Exercise objective - Nothing in the records may be left out or altered; reproduce them all exactly.

Stored data
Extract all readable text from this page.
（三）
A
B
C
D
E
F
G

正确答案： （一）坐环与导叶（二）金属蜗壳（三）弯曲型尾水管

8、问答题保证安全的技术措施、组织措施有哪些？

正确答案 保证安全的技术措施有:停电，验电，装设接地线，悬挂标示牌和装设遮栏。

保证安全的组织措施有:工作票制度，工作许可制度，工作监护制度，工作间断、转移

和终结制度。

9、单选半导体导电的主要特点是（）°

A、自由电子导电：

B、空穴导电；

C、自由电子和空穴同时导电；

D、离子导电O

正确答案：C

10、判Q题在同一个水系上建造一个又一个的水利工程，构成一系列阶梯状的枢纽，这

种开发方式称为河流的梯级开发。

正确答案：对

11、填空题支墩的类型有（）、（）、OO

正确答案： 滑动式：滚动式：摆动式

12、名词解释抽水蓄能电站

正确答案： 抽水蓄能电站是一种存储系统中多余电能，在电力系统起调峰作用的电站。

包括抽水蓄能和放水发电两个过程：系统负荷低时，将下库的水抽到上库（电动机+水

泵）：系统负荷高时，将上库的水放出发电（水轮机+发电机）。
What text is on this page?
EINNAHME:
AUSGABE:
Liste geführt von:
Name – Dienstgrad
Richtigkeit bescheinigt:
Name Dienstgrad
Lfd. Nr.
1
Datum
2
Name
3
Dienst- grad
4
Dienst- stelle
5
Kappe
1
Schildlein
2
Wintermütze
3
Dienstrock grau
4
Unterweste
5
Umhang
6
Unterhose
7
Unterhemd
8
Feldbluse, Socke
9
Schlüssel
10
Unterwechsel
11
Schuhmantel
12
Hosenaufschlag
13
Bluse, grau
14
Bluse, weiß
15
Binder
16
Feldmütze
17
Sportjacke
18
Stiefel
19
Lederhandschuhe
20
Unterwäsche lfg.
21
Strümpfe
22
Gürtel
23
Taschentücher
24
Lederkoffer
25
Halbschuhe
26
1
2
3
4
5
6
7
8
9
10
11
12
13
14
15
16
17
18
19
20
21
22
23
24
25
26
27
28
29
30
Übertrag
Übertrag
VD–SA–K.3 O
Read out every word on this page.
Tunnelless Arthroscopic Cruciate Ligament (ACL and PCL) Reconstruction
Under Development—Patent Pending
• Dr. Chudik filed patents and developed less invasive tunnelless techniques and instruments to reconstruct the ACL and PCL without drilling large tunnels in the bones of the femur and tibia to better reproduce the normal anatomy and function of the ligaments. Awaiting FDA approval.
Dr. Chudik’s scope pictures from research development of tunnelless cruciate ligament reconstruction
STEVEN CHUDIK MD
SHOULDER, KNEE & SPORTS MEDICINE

Output for this exercise -
Extract all readable text from this page.
（三）
A
B
C
D
E
F
G

正确答案： （一）坐环与导叶（二）金属蜗壳（三）弯曲型尾水管

8、问答题保证安全的技术措施、组织措施有哪些？

正确答案 保证安全的技术措施有:停电，验电，装设接地线，悬挂标示牌和装设遮栏。

保证安全的组织措施有:工作票制度，工作许可制度，工作监护制度，工作间断、转移

和终结制度。

9、单选半导体导电的主要特点是（）°

A、自由电子导电：

B、空穴导电；

C、自由电子和空穴同时导电；

D、离子导电O

正确答案：C

10、判Q题在同一个水系上建造一个又一个的水利工程，构成一系列阶梯状的枢纽，这

种开发方式称为河流的梯级开发。

正确答案：对

11、填空题支墩的类型有（）、（）、OO

正确答案： 滑动式：滚动式：摆动式

12、名词解释抽水蓄能电站

正确答案： 抽水蓄能电站是一种存储系统中多余电能，在电力系统起调峰作用的电站。

包括抽水蓄能和放水发电两个过程：系统负荷低时，将下库的水抽到上库（电动机+水

泵）：系统负荷高时，将上库的水放出发电（水轮机+发电机）。
What text is on this page?
EINNAHME:
AUSGABE:
Liste geführt von:
Name – Dienstgrad
Richtigkeit bescheinigt:
Name Dienstgrad
Lfd. Nr.
1
Datum
2
Name
3
Dienst- grad
4
Dienst- stelle
5
Kappe
1
Schildlein
2
Wintermütze
3
Dienstrock grau
4
Unterweste
5
Umhang
6
Unterhose
7
Unterhemd
8
Feldbluse, Socke
9
Schlüssel
10
Unterwechsel
11
Schuhmantel
12
Hosenaufschlag
13
Bluse, grau
14
Bluse, weiß
15
Binder
16
Feldmütze
17
Sportjacke
18
Stiefel
19
Lederhandschuhe
20
Unterwäsche lfg.
21
Strümpfe
22
Gürtel
23
Taschentücher
24
Lederkoffer
25
Halbschuhe
26
1
2
3
4
5
6
7
8
9
10
11
12
13
14
15
16
17
18
19
20
21
22
23
24
25
26
27
28
29
30
Übertrag
Übertrag
VD–SA–K.3 O
Read out every word on this page.
Tunnelless Arthroscopic Cruciate Ligament (ACL and PCL) Reconstruction
Under Development—Patent Pending
• Dr. Chudik filed patents and developed less invasive tunnelless techniques and instruments to reconstruct the ACL and PCL without drilling large tunnels in the bones of the femur and tibia to better reproduce the normal anatomy and function of the ligaments. Awaiting FDA approval.
Dr. Chudik’s scope pictures from research development of tunnelless cruciate ligament reconstruction
STEVEN CHUDIK MD
SHOULDER, KNEE & SPORTS MEDICINE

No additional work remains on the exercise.